## LISTING
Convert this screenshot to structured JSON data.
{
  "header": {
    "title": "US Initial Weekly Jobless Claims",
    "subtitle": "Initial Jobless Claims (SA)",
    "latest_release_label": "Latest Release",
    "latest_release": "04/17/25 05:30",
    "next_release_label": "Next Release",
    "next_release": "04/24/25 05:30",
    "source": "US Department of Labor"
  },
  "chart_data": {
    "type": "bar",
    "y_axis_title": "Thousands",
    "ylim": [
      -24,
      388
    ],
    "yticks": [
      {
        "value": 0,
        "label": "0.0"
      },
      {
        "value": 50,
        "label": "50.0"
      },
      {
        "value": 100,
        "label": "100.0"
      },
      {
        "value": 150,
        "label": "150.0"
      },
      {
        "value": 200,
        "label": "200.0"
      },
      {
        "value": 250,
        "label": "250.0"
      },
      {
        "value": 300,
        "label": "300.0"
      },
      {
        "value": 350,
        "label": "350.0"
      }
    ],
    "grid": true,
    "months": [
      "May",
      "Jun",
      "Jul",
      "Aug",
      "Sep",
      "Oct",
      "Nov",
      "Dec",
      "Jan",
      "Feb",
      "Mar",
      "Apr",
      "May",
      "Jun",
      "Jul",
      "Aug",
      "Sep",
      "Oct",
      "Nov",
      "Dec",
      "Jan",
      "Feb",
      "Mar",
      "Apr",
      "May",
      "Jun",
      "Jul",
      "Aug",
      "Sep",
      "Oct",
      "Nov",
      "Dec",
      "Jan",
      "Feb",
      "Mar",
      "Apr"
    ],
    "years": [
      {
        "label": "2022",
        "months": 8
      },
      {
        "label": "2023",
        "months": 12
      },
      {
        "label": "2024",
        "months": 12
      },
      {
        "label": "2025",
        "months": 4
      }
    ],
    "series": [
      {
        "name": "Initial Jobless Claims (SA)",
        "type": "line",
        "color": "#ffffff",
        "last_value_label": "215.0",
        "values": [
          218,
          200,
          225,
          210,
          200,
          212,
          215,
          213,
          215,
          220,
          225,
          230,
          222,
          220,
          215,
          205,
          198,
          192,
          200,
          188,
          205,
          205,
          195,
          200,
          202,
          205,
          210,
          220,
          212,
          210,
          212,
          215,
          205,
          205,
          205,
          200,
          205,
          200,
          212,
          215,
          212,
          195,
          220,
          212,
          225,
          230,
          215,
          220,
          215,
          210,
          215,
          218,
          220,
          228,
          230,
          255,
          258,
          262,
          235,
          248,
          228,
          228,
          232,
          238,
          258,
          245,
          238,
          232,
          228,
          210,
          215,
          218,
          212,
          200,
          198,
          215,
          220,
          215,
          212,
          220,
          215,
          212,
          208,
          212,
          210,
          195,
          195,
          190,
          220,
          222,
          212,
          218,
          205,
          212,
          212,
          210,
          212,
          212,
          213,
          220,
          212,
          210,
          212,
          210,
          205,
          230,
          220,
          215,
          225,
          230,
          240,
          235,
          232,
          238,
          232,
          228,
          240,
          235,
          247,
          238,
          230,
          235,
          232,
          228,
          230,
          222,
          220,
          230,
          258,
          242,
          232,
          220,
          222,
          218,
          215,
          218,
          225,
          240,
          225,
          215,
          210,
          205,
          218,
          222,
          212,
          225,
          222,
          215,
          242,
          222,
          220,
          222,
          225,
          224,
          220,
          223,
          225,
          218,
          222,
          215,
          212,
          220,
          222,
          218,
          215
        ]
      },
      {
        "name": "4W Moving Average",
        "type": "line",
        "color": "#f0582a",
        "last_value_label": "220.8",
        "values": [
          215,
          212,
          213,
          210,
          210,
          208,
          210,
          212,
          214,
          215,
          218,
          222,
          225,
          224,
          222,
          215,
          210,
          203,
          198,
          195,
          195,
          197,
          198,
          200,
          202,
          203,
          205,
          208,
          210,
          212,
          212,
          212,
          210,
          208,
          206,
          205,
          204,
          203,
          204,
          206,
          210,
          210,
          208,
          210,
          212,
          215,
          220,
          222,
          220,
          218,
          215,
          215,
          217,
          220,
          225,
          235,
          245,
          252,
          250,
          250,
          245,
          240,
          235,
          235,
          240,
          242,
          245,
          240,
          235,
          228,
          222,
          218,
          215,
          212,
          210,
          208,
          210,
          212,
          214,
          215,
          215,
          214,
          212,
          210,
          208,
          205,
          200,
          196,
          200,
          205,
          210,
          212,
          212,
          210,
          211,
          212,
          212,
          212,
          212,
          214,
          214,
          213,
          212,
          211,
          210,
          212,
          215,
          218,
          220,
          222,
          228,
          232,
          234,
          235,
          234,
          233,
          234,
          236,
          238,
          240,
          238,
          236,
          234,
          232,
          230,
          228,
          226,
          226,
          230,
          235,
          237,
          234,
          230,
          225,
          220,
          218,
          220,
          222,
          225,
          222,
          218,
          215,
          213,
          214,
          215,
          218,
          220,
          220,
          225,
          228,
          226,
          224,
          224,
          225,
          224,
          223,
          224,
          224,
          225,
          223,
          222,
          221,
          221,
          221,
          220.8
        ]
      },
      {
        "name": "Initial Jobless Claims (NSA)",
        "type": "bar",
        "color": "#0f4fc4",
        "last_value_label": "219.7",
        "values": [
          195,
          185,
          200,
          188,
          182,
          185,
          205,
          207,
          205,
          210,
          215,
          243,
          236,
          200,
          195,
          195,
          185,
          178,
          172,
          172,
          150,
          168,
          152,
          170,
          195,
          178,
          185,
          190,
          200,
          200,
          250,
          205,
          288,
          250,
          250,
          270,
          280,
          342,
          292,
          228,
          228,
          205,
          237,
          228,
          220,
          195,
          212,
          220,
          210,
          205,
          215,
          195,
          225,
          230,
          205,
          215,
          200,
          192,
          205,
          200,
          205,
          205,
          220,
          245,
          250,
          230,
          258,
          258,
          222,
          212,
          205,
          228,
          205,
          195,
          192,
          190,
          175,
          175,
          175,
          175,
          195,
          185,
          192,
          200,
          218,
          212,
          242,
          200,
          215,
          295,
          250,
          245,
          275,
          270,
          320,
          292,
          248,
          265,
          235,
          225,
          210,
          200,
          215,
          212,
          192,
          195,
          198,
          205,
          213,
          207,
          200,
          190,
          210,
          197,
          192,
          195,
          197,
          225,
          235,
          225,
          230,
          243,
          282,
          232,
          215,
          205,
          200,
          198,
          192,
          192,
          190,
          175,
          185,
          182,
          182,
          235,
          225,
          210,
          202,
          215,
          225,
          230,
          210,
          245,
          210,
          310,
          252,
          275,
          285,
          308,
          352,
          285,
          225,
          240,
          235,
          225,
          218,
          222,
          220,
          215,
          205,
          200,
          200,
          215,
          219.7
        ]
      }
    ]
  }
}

## AIM
Lines from the records above that hold "color" are the ones to list.

## RESULT
        "color": "#ffffff",
        "color": "#f0582a",
        "color": "#0f4fc4",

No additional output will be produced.